--- begin Records for processing ---

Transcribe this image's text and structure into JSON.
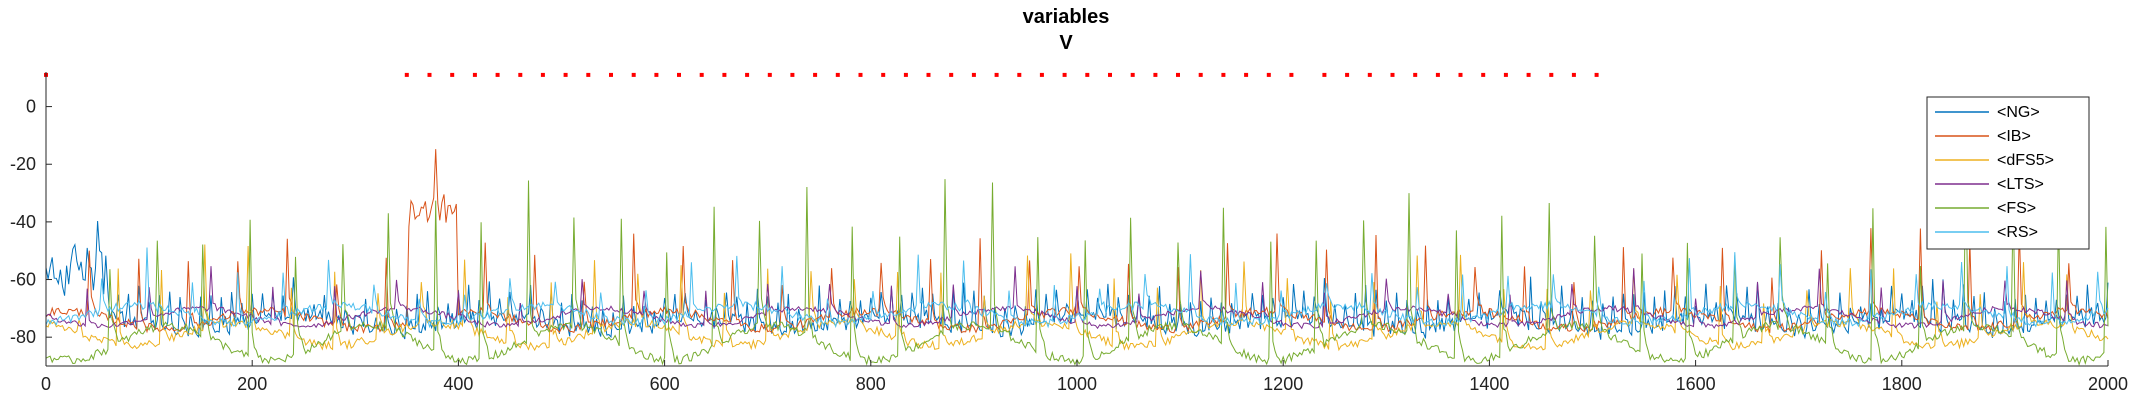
{
  "chart_data": {
    "type": "line",
    "title": "variables",
    "subtitle": "V",
    "xlabel": "",
    "ylabel": "",
    "xlim": [
      0,
      2000
    ],
    "ylim": [
      -90,
      12
    ],
    "xticks": [
      0,
      200,
      400,
      600,
      800,
      1000,
      1200,
      1400,
      1600,
      1800,
      2000
    ],
    "yticks": [
      0,
      -20,
      -40,
      -60,
      -80
    ],
    "grid": false,
    "legend_position": "top-right",
    "spike_raster": {
      "color": "#ff0000",
      "y": 11,
      "x": [
        0,
        350,
        372,
        394,
        416,
        438,
        460,
        482,
        504,
        526,
        548,
        570,
        592,
        614,
        636,
        658,
        680,
        702,
        724,
        746,
        768,
        790,
        812,
        834,
        856,
        878,
        900,
        922,
        944,
        966,
        988,
        1010,
        1032,
        1054,
        1076,
        1098,
        1120,
        1142,
        1164,
        1186,
        1208,
        1240,
        1262,
        1284,
        1306,
        1328,
        1350,
        1372,
        1394,
        1416,
        1438,
        1460,
        1482,
        1504
      ]
    },
    "series": [
      {
        "name": "<NG>",
        "color": "#0072BD"
      },
      {
        "name": "<IB>",
        "color": "#D95319"
      },
      {
        "name": "<dFS5>",
        "color": "#EDB120"
      },
      {
        "name": "<LTS>",
        "color": "#7E2F8E"
      },
      {
        "name": "<FS>",
        "color": "#77AC30"
      },
      {
        "name": "<RS>",
        "color": "#4DBEEE"
      }
    ]
  }
}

--- end Records for processing ---

→ **Work to be completed**: Tally how many lines of the material contain the word "color". The answer must be the number and nothing else.

→ **Expected answer**: 7